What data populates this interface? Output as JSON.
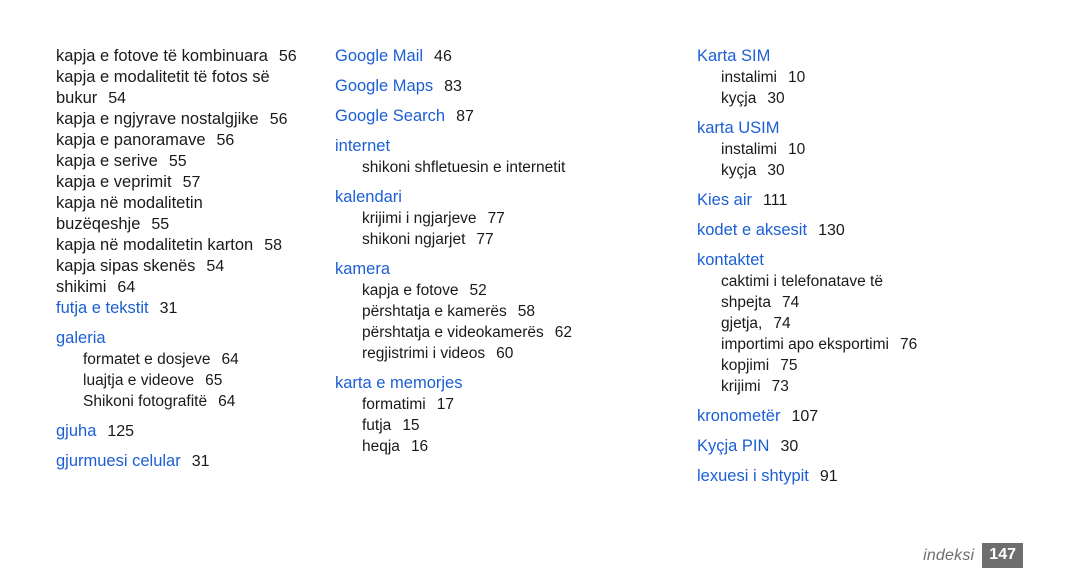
{
  "document": {
    "type": "index",
    "footer": {
      "label": "indeksi",
      "page_number": "147"
    },
    "colors": {
      "heading": "#1c5fd4",
      "body_text": "#1a1a1a",
      "footer_gray": "#6e6e6e",
      "page_background": "#ffffff"
    }
  },
  "columns": [
    {
      "id": "column-1",
      "groups": [
        {
          "kind": "continuation",
          "entries": [
            {
              "text": "kapja e fotove të kombinuara",
              "page": "56"
            },
            {
              "text": "kapja e modalitetit të fotos së",
              "page": ""
            },
            {
              "text": "bukur",
              "page": "54"
            },
            {
              "text": "kapja e ngjyrave nostalgjike",
              "page": "56"
            },
            {
              "text": "kapja e panoramave",
              "page": "56"
            },
            {
              "text": "kapja e serive",
              "page": "55"
            },
            {
              "text": "kapja e veprimit",
              "page": "57"
            },
            {
              "text": "kapja në modalitetin",
              "page": ""
            },
            {
              "text": "buzëqeshje",
              "page": "55"
            },
            {
              "text": "kapja në modalitetin karton",
              "page": "58"
            },
            {
              "text": "kapja sipas skenës",
              "page": "54"
            },
            {
              "text": "shikimi",
              "page": "64"
            }
          ]
        },
        {
          "kind": "heading",
          "heading": "futja e tekstit",
          "page": "31",
          "entries": []
        },
        {
          "kind": "heading",
          "heading": "galeria",
          "page": "",
          "entries": [
            {
              "text": "formatet e dosjeve",
              "page": "64"
            },
            {
              "text": "luajtja e videove",
              "page": "65"
            },
            {
              "text": "Shikoni fotografitë",
              "page": "64"
            }
          ]
        },
        {
          "kind": "heading",
          "heading": "gjuha",
          "page": "125",
          "entries": []
        },
        {
          "kind": "heading",
          "heading": "gjurmuesi celular",
          "page": "31",
          "entries": []
        }
      ]
    },
    {
      "id": "column-2",
      "groups": [
        {
          "kind": "heading",
          "heading": "Google Mail",
          "page": "46",
          "entries": []
        },
        {
          "kind": "heading",
          "heading": "Google Maps",
          "page": "83",
          "entries": []
        },
        {
          "kind": "heading",
          "heading": "Google Search",
          "page": "87",
          "entries": []
        },
        {
          "kind": "heading",
          "heading": "internet",
          "page": "",
          "entries": [
            {
              "text": "shikoni shfletuesin e internetit",
              "page": ""
            }
          ]
        },
        {
          "kind": "heading",
          "heading": "kalendari",
          "page": "",
          "entries": [
            {
              "text": "krijimi i ngjarjeve",
              "page": "77"
            },
            {
              "text": "shikoni ngjarjet",
              "page": "77"
            }
          ]
        },
        {
          "kind": "heading",
          "heading": "kamera",
          "page": "",
          "entries": [
            {
              "text": "kapja e fotove",
              "page": "52"
            },
            {
              "text": "përshtatja e kamerës",
              "page": "58"
            },
            {
              "text": "përshtatja e videokamerës",
              "page": "62"
            },
            {
              "text": "regjistrimi i videos",
              "page": "60"
            }
          ]
        },
        {
          "kind": "heading",
          "heading": "karta e memorjes",
          "page": "",
          "entries": [
            {
              "text": "formatimi",
              "page": "17"
            },
            {
              "text": "futja",
              "page": "15"
            },
            {
              "text": "heqja",
              "page": "16"
            }
          ]
        }
      ]
    },
    {
      "id": "column-3",
      "groups": [
        {
          "kind": "heading",
          "heading": "Karta SIM",
          "page": "",
          "entries": [
            {
              "text": "instalimi",
              "page": "10"
            },
            {
              "text": "kyçja",
              "page": "30"
            }
          ]
        },
        {
          "kind": "heading",
          "heading": "karta USIM",
          "page": "",
          "entries": [
            {
              "text": "instalimi",
              "page": "10"
            },
            {
              "text": "kyçja",
              "page": "30"
            }
          ]
        },
        {
          "kind": "heading",
          "heading": "Kies air",
          "page": "111",
          "entries": []
        },
        {
          "kind": "heading",
          "heading": "kodet e aksesit",
          "page": "130",
          "entries": []
        },
        {
          "kind": "heading",
          "heading": "kontaktet",
          "page": "",
          "entries": [
            {
              "text": "caktimi i telefonatave të",
              "page": ""
            },
            {
              "text": "shpejta",
              "page": "74"
            },
            {
              "text": "gjetja,",
              "page": "74"
            },
            {
              "text": "importimi apo eksportimi",
              "page": "76"
            },
            {
              "text": "kopjimi",
              "page": "75"
            },
            {
              "text": "krijimi",
              "page": "73"
            }
          ]
        },
        {
          "kind": "heading",
          "heading": "kronometër",
          "page": "107",
          "entries": []
        },
        {
          "kind": "heading",
          "heading": "Kyçja PIN",
          "page": "30",
          "entries": []
        },
        {
          "kind": "heading",
          "heading": "lexuesi i shtypit",
          "page": "91",
          "entries": []
        }
      ]
    }
  ]
}
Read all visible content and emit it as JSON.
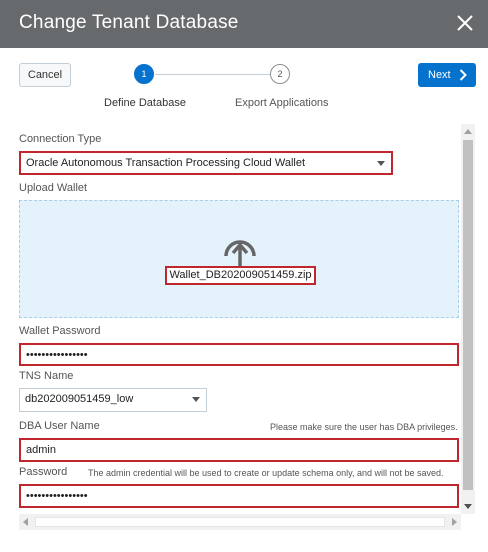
{
  "dialog": {
    "title": "Change Tenant Database",
    "close_icon": "close-icon"
  },
  "toolbar": {
    "cancel_label": "Cancel",
    "next_label": "Next",
    "next_icon": "chevron-right-icon",
    "accent": "#0572ce"
  },
  "train": {
    "steps": [
      {
        "number": "1",
        "label": "Define Database",
        "state": "current"
      },
      {
        "number": "2",
        "label": "Export Applications",
        "state": "pending"
      }
    ]
  },
  "form": {
    "connection_type": {
      "label": "Connection Type",
      "value": "Oracle Autonomous Transaction Processing Cloud Wallet"
    },
    "upload_wallet": {
      "label": "Upload Wallet",
      "icon": "upload-arrow-icon",
      "file_name": "Wallet_DB202009051459.zip"
    },
    "wallet_password": {
      "label": "Wallet Password",
      "value": "••••••••••••••••"
    },
    "tns_name": {
      "label": "TNS Name",
      "value": "db202009051459_low"
    },
    "dba_user_name": {
      "label": "DBA User Name",
      "hint": "Please make sure the user has DBA privileges.",
      "value": "admin"
    },
    "password": {
      "label": "Password",
      "hint": "The admin credential will be used to create or update schema only, and will not be saved.",
      "value": "••••••••••••••••"
    }
  },
  "highlight_color": "#c0272d"
}
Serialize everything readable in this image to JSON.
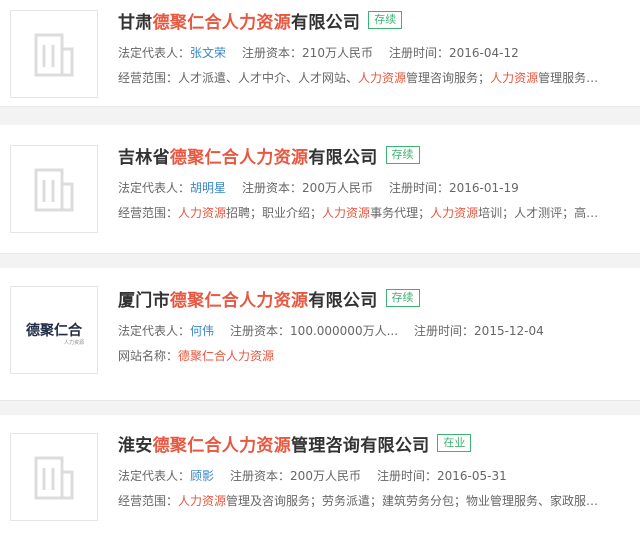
{
  "companies": [
    {
      "name_prefix": "甘肃",
      "name_highlight": "德聚仁合人力资源",
      "name_suffix": "有限公司",
      "status": "存续",
      "legal_rep_label": "法定代表人：",
      "legal_rep": "张文荣",
      "capital_label": "注册资本：",
      "capital": "210万人民币",
      "date_label": "注册时间：",
      "date": "2016-04-12",
      "scope_label": "经营范围：",
      "scope_parts": [
        "人才派遣、人才中介、人才网站、",
        "人力资源",
        "管理咨询服务；",
        "人力资源",
        "管理服务…"
      ]
    },
    {
      "name_prefix": "吉林省",
      "name_highlight": "德聚仁合人力资源",
      "name_suffix": "有限公司",
      "status": "存续",
      "legal_rep_label": "法定代表人：",
      "legal_rep": "胡明星",
      "capital_label": "注册资本：",
      "capital": "200万人民币",
      "date_label": "注册时间：",
      "date": "2016-01-19",
      "scope_label": "经营范围：",
      "scope_parts": [
        "人力资源",
        "招聘；职业介绍；",
        "人力资源",
        "事务代理；",
        "人力资源",
        "培训；人才测评；高…"
      ]
    },
    {
      "name_prefix": "厦门市",
      "name_highlight": "德聚仁合人力资源",
      "name_suffix": "有限公司",
      "status": "存续",
      "legal_rep_label": "法定代表人：",
      "legal_rep": "何伟",
      "capital_label": "注册资本：",
      "capital": "100.000000万人...",
      "date_label": "注册时间：",
      "date": "2015-12-04",
      "website_label": "网站名称：",
      "website": "德聚仁合人力资源",
      "logo_text": "德聚仁合",
      "logo_tiny": "人力资源"
    },
    {
      "name_prefix": "淮安",
      "name_highlight": "德聚仁合人力资源",
      "name_suffix": "管理咨询有限公司",
      "status": "在业",
      "legal_rep_label": "法定代表人：",
      "legal_rep": "顾影",
      "capital_label": "注册资本：",
      "capital": "200万人民币",
      "date_label": "注册时间：",
      "date": "2016-05-31",
      "scope_label": "经营范围：",
      "scope_parts": [
        "人力资源",
        "管理及咨询服务；劳务派遣；建筑劳务分包；物业管理服务、家政服…"
      ]
    }
  ]
}
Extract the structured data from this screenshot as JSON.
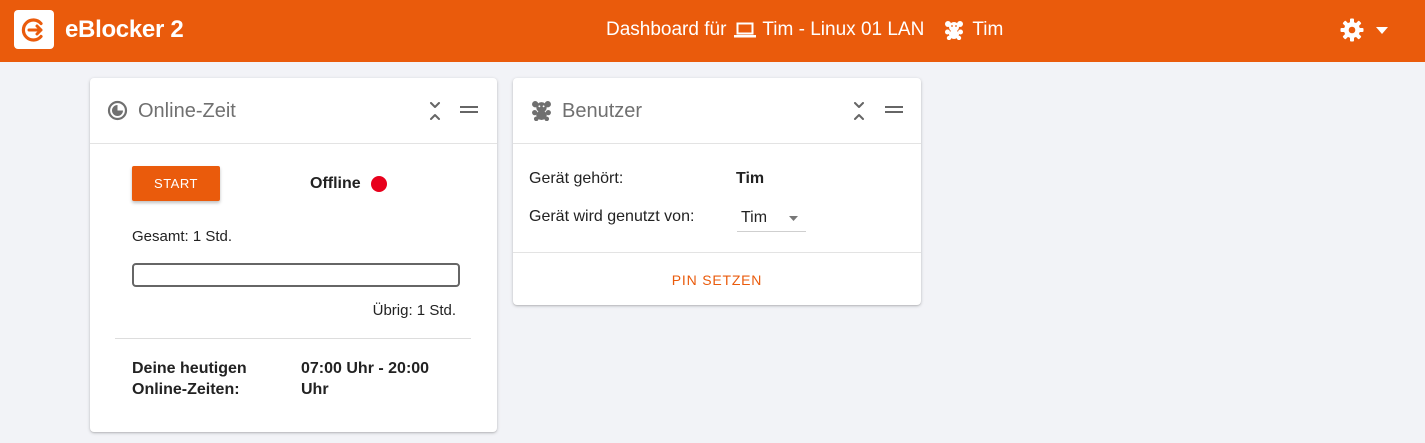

WHAT IS REQUIRED ::
Gather each line holding the string "icon".

ANSWER FOR THIS EXERCISE ::
    "close_icon": "close-icon"
    "next_icon": "chevron-right-icon",
      "icon": "upload-arrow-icon",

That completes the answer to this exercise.